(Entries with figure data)
▼▼▼
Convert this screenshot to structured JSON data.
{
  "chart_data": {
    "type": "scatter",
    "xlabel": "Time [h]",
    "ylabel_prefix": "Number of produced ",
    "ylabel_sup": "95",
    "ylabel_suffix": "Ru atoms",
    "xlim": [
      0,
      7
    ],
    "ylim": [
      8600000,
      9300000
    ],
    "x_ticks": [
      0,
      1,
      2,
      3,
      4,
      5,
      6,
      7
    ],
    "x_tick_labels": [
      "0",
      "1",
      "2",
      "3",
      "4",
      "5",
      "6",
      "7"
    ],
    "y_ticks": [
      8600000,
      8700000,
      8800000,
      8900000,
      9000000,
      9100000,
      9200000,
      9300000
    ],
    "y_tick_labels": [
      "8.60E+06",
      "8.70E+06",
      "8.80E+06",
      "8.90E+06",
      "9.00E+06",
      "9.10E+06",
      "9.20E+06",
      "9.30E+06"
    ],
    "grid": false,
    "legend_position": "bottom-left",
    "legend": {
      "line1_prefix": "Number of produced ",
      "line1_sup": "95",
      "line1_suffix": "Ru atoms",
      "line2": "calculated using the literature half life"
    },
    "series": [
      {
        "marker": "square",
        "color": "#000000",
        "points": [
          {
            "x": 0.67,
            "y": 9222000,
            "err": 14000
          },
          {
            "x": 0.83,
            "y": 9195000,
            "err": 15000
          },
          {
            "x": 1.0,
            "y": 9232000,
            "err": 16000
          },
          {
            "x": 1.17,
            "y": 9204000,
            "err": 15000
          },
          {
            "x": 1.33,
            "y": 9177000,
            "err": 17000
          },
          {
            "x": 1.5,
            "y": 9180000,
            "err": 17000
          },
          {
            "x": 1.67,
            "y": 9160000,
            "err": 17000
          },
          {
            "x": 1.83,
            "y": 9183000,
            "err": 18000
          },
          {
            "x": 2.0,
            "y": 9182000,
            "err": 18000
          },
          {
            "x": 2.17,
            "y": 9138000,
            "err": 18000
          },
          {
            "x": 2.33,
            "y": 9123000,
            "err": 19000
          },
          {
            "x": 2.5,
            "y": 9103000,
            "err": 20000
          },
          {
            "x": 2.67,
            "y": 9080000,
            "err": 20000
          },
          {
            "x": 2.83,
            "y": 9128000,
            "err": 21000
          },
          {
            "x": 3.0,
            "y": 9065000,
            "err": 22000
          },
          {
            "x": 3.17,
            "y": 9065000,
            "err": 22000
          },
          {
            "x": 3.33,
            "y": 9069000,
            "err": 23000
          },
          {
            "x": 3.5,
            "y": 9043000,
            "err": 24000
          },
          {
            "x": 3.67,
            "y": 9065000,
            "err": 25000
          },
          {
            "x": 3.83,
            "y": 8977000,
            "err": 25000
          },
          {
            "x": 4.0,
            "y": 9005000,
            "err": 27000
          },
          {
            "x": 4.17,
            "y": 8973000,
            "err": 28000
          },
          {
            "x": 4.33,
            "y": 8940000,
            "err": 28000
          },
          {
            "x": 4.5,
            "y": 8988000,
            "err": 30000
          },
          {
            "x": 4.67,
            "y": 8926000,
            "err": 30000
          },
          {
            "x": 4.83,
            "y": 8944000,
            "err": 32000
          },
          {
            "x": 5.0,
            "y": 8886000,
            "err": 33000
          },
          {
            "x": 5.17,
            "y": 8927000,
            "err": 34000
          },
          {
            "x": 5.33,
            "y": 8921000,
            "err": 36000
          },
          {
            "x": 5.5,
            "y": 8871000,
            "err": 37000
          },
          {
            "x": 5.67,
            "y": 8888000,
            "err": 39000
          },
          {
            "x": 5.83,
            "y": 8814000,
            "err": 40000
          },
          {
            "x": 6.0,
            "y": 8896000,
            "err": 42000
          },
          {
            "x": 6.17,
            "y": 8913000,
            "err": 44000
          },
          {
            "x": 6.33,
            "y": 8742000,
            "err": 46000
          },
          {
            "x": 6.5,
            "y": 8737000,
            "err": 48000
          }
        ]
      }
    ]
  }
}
▲▲▲
== OBJECTIVE ==
Go through the material above and copy each line that has the word "Number".

== SOLUTION TO THE PROBLEM ==
    "ylabel_prefix": "Number of produced ",
      "line1_prefix": "Number of produced ",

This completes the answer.